---------- INPUT FOR THIS TASK ----------

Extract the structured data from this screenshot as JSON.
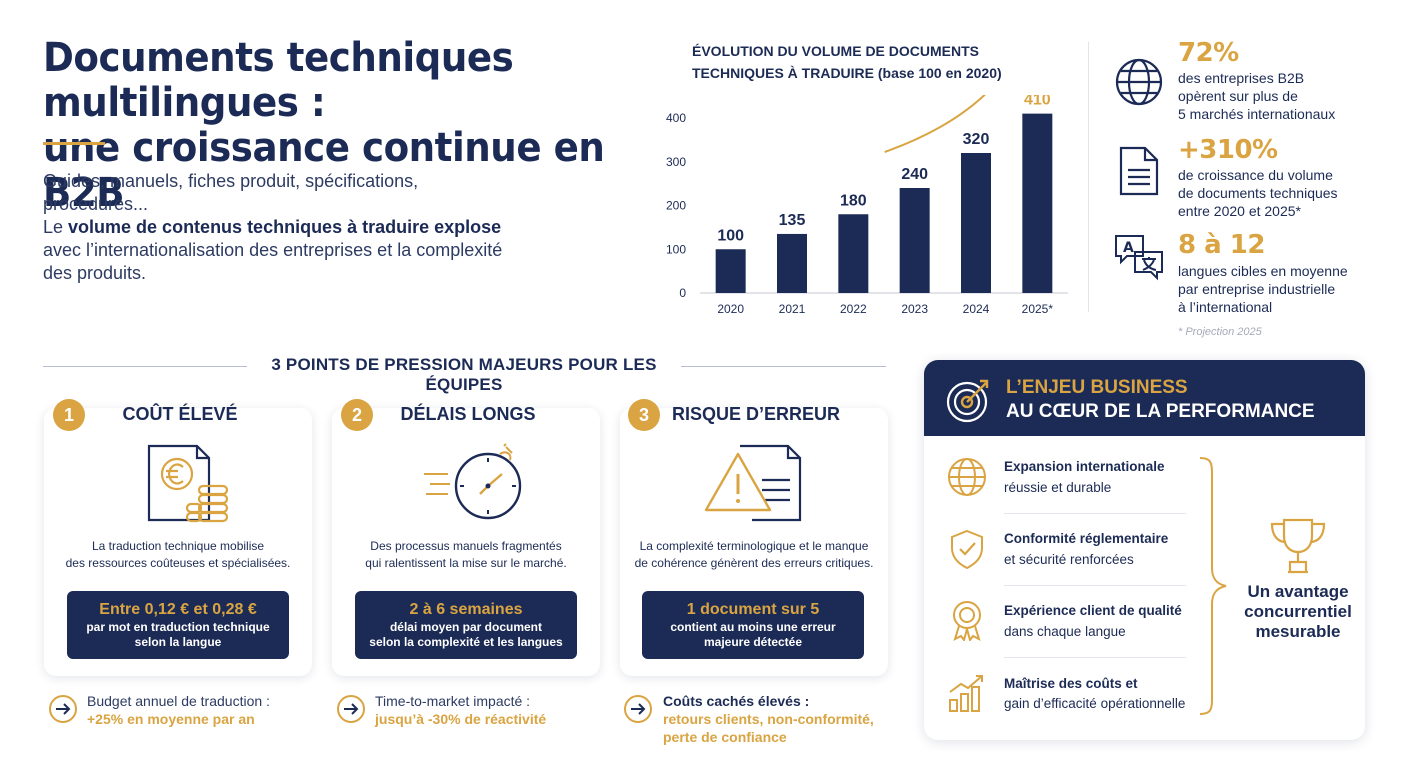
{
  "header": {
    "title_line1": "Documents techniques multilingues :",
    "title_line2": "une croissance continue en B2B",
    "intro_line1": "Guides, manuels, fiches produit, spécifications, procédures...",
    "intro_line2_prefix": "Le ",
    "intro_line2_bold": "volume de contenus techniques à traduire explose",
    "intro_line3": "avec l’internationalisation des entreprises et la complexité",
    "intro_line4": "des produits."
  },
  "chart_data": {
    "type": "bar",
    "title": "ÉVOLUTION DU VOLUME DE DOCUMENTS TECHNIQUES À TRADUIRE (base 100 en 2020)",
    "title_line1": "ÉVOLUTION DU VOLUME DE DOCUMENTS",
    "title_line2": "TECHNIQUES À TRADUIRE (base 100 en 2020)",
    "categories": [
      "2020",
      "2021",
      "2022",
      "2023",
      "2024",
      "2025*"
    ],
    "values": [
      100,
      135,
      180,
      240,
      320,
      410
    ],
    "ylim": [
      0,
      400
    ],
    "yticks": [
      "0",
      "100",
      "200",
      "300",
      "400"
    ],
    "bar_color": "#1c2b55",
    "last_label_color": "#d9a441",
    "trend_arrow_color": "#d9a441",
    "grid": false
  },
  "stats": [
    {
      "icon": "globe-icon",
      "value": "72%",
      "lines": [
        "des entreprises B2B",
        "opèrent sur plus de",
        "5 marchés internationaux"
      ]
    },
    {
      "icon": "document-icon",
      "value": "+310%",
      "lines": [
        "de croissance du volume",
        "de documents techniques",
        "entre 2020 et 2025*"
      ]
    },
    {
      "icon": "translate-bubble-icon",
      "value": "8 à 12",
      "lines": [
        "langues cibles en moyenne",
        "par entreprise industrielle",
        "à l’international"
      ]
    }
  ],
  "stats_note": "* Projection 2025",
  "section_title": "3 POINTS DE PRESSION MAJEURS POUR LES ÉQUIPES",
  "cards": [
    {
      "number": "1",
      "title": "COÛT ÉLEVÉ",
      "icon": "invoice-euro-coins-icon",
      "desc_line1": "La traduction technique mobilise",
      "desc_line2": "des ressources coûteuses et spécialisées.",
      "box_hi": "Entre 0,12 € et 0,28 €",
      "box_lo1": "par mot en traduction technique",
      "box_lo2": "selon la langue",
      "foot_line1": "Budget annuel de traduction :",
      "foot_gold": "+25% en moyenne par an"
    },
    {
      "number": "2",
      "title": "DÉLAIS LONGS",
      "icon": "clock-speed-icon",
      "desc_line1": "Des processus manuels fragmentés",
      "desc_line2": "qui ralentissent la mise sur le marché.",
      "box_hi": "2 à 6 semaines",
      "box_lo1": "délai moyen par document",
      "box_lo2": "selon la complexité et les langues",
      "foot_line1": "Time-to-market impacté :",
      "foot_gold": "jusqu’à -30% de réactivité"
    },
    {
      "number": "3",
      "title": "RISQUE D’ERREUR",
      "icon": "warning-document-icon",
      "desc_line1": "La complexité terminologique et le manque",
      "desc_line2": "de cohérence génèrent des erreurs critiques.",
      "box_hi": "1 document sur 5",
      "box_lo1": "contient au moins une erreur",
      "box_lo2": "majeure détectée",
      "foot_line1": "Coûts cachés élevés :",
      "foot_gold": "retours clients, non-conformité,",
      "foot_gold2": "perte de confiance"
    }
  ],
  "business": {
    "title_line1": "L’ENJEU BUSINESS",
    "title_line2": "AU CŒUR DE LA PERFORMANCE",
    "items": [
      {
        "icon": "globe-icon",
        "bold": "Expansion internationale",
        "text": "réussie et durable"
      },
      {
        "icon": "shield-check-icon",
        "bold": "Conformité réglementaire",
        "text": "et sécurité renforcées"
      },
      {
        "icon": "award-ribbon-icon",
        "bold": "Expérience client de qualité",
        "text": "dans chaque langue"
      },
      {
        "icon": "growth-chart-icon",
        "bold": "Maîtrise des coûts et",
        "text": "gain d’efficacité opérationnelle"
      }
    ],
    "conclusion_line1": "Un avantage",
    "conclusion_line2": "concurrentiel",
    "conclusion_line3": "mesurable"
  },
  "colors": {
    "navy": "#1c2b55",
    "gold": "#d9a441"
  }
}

----------
---------- INPUT FOR THIS TASK ----------

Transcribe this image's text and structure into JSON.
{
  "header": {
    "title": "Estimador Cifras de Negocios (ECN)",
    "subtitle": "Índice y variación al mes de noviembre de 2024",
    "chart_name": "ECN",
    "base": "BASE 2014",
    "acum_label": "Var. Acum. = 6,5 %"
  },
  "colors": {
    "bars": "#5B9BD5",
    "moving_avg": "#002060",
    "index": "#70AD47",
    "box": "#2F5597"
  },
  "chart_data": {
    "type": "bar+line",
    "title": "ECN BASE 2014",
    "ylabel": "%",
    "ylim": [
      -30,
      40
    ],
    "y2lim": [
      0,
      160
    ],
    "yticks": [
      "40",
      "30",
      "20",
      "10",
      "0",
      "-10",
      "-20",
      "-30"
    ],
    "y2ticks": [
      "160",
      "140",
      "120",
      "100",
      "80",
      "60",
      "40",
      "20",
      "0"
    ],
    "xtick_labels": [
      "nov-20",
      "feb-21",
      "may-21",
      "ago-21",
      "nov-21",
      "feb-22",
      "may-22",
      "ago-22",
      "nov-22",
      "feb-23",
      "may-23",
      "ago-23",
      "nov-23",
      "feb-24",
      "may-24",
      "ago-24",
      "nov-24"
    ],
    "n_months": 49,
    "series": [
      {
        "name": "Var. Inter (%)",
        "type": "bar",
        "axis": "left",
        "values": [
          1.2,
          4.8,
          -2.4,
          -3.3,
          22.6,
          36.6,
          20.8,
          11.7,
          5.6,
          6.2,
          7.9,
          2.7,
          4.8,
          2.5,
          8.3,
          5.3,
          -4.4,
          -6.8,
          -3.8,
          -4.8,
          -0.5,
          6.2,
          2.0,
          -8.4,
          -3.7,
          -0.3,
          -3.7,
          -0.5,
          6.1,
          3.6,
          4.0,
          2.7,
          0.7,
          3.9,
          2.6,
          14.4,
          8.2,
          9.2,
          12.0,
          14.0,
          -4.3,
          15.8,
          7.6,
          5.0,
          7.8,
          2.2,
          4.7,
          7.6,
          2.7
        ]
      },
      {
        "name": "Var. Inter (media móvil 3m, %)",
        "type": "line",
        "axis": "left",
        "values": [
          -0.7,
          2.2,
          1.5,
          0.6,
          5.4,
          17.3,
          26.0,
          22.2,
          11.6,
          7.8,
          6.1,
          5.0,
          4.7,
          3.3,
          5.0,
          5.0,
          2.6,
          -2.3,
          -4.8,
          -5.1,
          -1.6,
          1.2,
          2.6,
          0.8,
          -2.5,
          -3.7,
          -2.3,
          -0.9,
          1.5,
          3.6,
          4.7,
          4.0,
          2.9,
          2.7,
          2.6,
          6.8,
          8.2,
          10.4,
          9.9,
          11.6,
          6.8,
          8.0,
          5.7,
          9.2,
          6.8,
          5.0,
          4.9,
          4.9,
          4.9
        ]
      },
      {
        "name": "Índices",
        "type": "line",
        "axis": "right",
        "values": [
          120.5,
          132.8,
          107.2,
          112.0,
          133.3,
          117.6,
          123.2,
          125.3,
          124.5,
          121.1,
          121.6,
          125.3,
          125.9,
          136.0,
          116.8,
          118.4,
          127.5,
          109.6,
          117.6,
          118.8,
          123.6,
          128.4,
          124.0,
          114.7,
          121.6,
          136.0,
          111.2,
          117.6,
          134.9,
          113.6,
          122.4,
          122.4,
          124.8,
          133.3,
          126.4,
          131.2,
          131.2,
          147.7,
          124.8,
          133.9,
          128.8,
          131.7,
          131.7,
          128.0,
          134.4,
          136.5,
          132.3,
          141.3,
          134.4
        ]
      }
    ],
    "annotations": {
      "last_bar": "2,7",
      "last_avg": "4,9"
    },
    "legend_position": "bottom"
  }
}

----------
---------- INPUT FOR THIS TASK ----------

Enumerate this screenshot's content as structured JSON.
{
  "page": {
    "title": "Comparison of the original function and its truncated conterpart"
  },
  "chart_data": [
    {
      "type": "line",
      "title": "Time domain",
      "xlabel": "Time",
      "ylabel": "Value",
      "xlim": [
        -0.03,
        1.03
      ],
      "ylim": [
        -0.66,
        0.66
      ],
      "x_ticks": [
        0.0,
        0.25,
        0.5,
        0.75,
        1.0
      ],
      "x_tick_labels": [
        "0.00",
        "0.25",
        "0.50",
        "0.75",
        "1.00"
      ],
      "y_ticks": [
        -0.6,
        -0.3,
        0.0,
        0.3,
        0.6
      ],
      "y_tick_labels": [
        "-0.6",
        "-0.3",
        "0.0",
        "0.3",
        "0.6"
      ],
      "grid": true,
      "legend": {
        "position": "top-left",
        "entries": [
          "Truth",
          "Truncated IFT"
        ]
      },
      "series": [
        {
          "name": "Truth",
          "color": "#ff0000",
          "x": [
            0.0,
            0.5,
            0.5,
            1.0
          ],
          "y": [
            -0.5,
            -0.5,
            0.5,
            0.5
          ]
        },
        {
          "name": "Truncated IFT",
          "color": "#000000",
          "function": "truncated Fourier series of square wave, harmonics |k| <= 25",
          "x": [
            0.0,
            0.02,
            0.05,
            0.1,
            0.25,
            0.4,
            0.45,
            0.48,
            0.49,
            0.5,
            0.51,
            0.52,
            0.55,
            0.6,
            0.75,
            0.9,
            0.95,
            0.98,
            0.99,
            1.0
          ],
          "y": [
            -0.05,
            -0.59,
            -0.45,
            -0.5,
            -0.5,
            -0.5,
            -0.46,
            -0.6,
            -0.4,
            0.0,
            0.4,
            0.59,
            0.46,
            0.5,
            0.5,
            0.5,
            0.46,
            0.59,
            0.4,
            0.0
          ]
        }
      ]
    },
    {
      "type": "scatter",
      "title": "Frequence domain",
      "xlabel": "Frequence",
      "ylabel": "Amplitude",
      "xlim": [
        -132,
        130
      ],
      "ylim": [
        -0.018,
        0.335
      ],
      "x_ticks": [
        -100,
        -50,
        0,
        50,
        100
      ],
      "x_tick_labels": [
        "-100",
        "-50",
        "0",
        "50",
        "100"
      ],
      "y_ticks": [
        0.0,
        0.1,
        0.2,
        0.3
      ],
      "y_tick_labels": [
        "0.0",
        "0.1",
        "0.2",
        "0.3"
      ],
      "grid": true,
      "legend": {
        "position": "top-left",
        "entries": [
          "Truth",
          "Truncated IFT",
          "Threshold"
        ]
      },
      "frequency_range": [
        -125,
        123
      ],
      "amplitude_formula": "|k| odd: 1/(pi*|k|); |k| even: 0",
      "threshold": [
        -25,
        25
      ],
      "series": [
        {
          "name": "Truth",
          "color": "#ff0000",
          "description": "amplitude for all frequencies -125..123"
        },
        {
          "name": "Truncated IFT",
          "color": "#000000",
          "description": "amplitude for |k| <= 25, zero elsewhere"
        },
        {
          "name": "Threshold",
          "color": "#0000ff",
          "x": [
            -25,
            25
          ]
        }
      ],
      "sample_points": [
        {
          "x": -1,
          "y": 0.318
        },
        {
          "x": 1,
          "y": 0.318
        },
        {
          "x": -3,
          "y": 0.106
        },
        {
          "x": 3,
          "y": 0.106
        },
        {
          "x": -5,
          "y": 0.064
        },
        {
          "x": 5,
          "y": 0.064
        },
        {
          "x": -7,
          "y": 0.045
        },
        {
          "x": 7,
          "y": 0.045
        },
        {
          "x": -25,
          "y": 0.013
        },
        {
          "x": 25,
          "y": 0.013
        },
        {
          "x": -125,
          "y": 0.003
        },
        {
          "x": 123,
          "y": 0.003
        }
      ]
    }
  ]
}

----------

Give nothing but the count of lines in the listing above that hold the string "description".

## [RESPONSE]
2